## Rows from a dataset

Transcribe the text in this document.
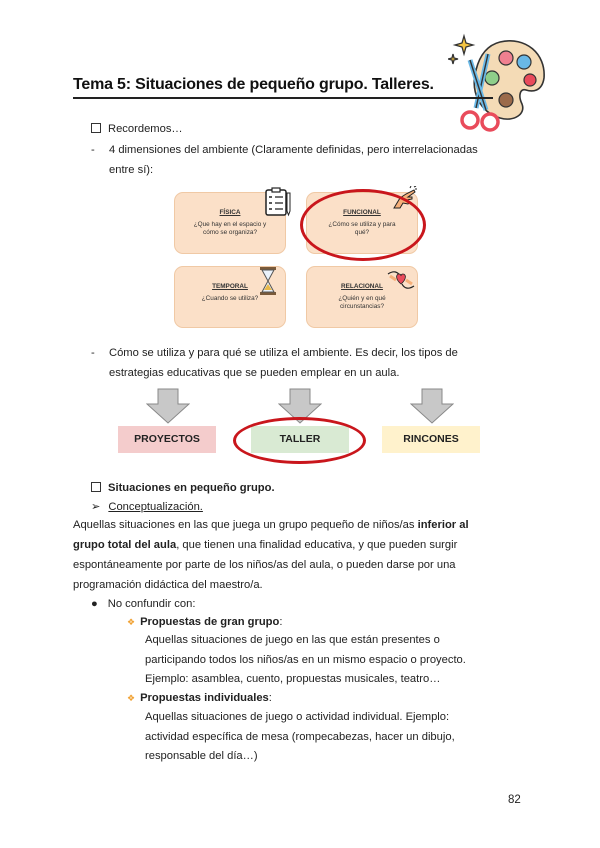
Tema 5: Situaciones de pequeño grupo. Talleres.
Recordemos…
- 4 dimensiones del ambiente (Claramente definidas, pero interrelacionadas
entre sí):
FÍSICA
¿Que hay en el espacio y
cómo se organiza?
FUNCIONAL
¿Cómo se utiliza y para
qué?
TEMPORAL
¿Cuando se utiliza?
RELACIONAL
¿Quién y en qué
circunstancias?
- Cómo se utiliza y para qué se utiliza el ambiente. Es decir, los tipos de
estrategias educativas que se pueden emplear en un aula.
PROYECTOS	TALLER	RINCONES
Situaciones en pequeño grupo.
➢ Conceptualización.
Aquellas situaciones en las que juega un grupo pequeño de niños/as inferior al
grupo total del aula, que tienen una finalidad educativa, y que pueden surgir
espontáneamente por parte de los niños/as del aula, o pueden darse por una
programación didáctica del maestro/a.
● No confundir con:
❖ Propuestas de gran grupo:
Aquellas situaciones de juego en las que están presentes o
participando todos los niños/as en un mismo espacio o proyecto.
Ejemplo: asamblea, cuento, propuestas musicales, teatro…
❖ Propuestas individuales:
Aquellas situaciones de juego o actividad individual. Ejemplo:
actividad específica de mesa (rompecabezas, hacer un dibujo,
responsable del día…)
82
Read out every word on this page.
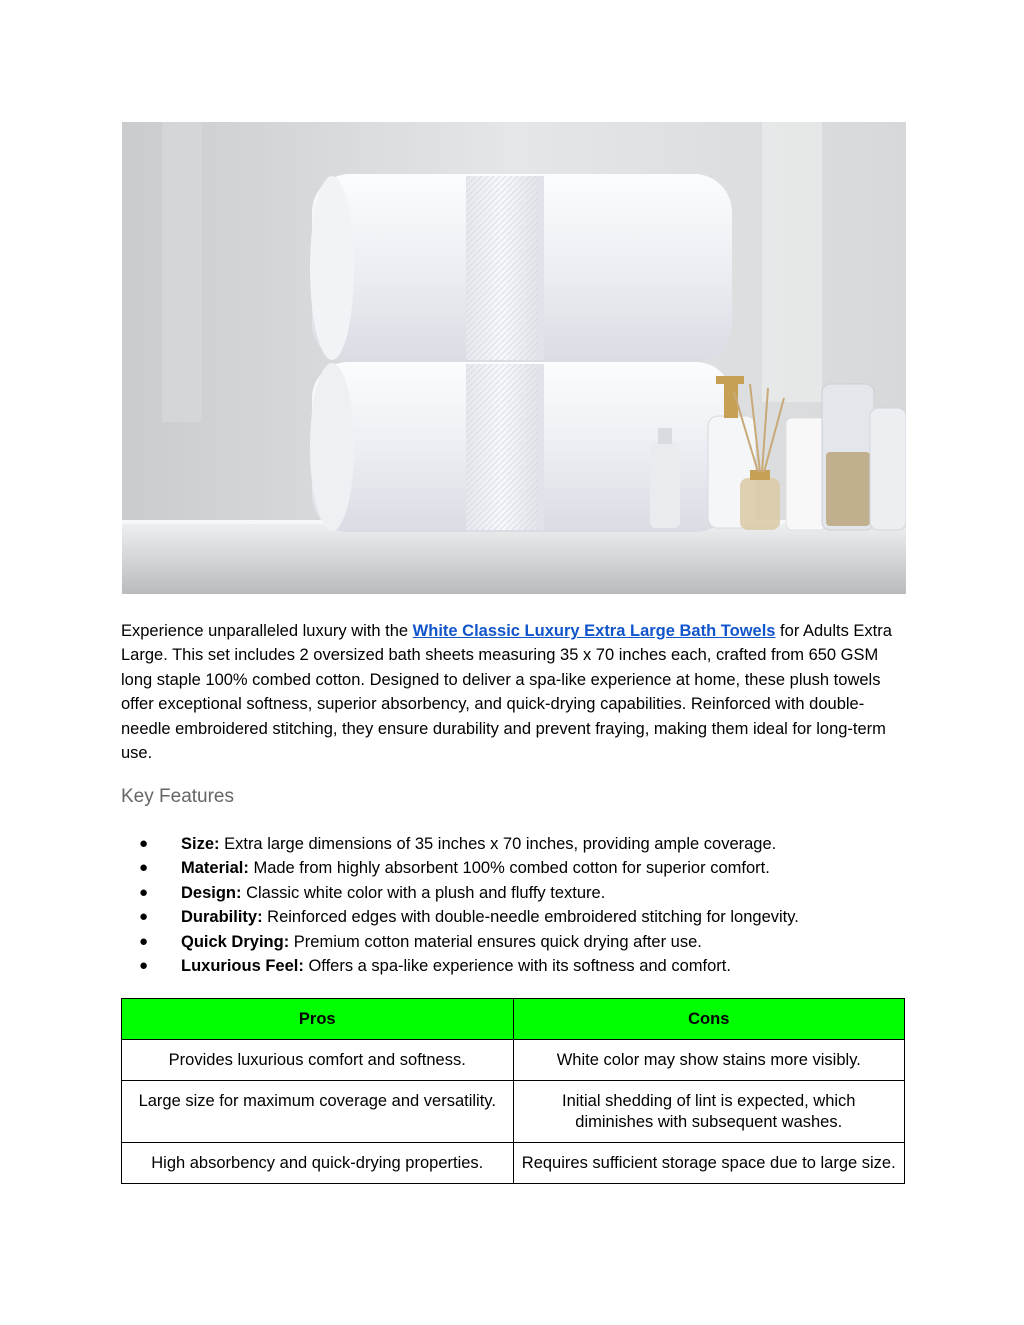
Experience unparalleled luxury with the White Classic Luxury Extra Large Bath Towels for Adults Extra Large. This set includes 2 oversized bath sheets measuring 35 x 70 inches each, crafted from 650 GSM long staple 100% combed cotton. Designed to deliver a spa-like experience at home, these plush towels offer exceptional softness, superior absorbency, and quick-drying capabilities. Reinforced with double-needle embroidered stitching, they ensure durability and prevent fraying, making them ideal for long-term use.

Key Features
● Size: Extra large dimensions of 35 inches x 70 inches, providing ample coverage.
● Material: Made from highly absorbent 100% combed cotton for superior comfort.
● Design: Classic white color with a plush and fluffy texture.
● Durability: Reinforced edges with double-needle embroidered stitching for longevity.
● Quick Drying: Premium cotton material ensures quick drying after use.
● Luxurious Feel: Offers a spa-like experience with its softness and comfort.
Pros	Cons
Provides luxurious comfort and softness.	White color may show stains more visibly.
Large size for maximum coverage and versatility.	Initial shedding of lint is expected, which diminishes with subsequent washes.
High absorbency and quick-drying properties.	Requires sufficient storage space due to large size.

## WHAT TO WORK ON
Transcribe each entry precisely as given, leaving the pictures out.

## EXPECTED OUTPUT
Transcribe the text in this document.
Tema 5: Situaciones de pequeño grupo. Talleres.
Recordemos…
- 4 dimensiones del ambiente (Claramente definidas, pero interrelacionadas
entre sí):
FÍSICA
¿Que hay en el espacio y
cómo se organiza?
FUNCIONAL
¿Cómo se utiliza y para
qué?
TEMPORAL
¿Cuando se utiliza?
RELACIONAL
¿Quién y en qué
circunstancias?
- Cómo se utiliza y para qué se utiliza el ambiente. Es decir, los tipos de
estrategias educativas que se pueden emplear en un aula.
PROYECTOS	TALLER	RINCONES
Situaciones en pequeño grupo.
➢ Conceptualización.
Aquellas situaciones en las que juega un grupo pequeño de niños/as inferior al
grupo total del aula, que tienen una finalidad educativa, y que pueden surgir
espontáneamente por parte de los niños/as del aula, o pueden darse por una
programación didáctica del maestro/a.
● No confundir con:
❖ Propuestas de gran grupo:
Aquellas situaciones de juego en las que están presentes o
participando todos los niños/as en un mismo espacio o proyecto.
Ejemplo: asamblea, cuento, propuestas musicales, teatro…
❖ Propuestas individuales:
Aquellas situaciones de juego o actividad individual. Ejemplo:
actividad específica de mesa (rompecabezas, hacer un dibujo,
responsable del día…)
82
Read out every word on this page.
Experience unparalleled luxury with the White Classic Luxury Extra Large Bath Towels for Adults Extra Large. This set includes 2 oversized bath sheets measuring 35 x 70 inches each, crafted from 650 GSM long staple 100% combed cotton. Designed to deliver a spa-like experience at home, these plush towels offer exceptional softness, superior absorbency, and quick-drying capabilities. Reinforced with double-needle embroidered stitching, they ensure durability and prevent fraying, making them ideal for long-term use.

Key Features
● Size: Extra large dimensions of 35 inches x 70 inches, providing ample coverage.
● Material: Made from highly absorbent 100% combed cotton for superior comfort.
● Design: Classic white color with a plush and fluffy texture.
● Durability: Reinforced edges with double-needle embroidered stitching for longevity.
● Quick Drying: Premium cotton material ensures quick drying after use.
● Luxurious Feel: Offers a spa-like experience with its softness and comfort.
Pros	Cons
Provides luxurious comfort and softness.	White color may show stains more visibly.
Large size for maximum coverage and versatility.	Initial shedding of lint is expected, which diminishes with subsequent washes.
High absorbency and quick-drying properties.	Requires sufficient storage space due to large size.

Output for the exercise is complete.